_Условие задания_. Воспроизведите дословно фрагмент отрывка о Кохе, который начинается словами «Среди ветеринаров и» и заканчивается словами «двадцатипятитысячную часть дюйма.».

_Приведённый отрывок_.
==========
Первый из всех исследователей, первый из всех когда-либо живших на свете людей Кох доказал, что определенный вид микроба вызывает определенную болезнь и что маленькие жалкие бациллы могут легко стать убийцами большого грозного животного. Он охотился на этих крошечных рыбок, не подозревая даже, как легко им было наброситься на него самого из своей тайной, коварной засады, которую их незримость делала столь совершенной и страшной.
III
В наше время почти невозможно представить себе человека, сделавшего важное и великое открытие и хранящего о нем полное молчание. Но Кох ни на одну минуту не считал себя героем, и ему даже в голову не приходило опубликовать результаты своих опытов.
Он упорно и настойчиво продолжал свою работу. Дети на далеких фермах неистово орали, но он не являлся; крестьяне со стреляющими болями в зубах мрачно дожидались его целыми часами в приемной, и в конце концов он вынужден был передать часть своей практики другому доктору. Фрау Кох видела его очень редко, молча страдала и молила бога, чтобы Роберт разочаровался в своем зловонном зверинце. Новый таинственный вопрос стал сверлить его мозг, отравлял ему существование и не давал спать по ночам:
«Как эти маленькие, слабые сибиреязвенные бациллы, которые так быстро высыхают и погибают на моих стеклышках, как они передаются от больного животного к здоровому?»
Среди ветеринаров и фермеров Европы существовала масса диких суеверий относительно таинственной силы этого страшного мора, висевшего невидимым мечом над некоторыми пастбищами и стадами. Эта болезнь казалась им слишком ужасной, чтобы зависеть от такого ничтожного, жалкого создания, как бацилла величиной в одну двадцатипятитысячную часть дюйма.
==========
_Представленный материал_.
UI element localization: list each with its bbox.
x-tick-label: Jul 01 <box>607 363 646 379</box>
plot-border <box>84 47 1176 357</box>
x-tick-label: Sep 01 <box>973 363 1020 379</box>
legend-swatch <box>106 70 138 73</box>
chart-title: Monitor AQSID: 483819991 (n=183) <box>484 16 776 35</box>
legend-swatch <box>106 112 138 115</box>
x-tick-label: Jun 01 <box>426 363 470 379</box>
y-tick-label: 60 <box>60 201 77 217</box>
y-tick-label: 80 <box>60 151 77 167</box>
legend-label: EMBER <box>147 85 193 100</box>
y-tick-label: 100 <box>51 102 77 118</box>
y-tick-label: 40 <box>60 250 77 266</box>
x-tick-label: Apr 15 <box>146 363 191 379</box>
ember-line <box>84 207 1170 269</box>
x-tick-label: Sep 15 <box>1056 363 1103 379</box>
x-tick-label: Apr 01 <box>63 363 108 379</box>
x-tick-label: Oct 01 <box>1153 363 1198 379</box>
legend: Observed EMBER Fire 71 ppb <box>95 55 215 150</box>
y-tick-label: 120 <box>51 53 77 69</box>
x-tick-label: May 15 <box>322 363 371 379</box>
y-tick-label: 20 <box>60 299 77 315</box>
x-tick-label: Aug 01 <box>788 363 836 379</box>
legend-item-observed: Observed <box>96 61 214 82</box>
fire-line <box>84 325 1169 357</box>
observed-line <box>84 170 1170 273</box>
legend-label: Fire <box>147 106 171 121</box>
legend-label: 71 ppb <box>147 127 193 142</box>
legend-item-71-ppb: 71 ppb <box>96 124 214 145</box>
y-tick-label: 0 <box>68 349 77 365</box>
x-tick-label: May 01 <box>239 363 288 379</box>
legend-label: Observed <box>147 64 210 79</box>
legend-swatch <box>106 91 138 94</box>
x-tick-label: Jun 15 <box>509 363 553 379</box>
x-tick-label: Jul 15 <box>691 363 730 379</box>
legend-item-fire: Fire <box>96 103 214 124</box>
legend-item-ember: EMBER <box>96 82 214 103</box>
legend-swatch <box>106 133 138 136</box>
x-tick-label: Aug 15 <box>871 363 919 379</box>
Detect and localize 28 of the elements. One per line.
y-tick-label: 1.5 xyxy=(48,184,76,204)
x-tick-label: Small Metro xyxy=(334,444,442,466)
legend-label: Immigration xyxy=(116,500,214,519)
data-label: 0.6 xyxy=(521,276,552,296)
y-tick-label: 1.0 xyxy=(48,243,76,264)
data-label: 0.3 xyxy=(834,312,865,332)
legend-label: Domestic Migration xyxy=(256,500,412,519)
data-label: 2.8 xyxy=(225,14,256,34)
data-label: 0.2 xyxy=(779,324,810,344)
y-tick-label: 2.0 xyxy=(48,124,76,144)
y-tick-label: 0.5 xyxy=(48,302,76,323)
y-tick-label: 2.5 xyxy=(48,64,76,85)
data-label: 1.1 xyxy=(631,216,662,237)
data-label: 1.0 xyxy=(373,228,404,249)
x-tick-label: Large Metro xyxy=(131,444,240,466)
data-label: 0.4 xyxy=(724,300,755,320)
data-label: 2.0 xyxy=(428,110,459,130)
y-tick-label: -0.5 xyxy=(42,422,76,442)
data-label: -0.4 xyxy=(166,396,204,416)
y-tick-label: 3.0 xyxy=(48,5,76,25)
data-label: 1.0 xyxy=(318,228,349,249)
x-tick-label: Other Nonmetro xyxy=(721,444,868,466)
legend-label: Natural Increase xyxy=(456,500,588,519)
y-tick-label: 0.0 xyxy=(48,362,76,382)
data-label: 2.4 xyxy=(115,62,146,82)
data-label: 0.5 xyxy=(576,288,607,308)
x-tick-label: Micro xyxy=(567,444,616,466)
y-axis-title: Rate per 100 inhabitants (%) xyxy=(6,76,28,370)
==========
_Решение задачи_.
Среди ветеринаров и фермеров Европы существовала масса диких суеверий относительно таинственной силы этого страшного мора, висевшего невидимым мечом над некоторыми пастбищами и стадами. Эта болезнь казалась им слишком ужасной, чтобы зависеть от такого ничтожного, жалкого создания, как бацилла величиной в одну двадцатипятитысячную часть дюйма.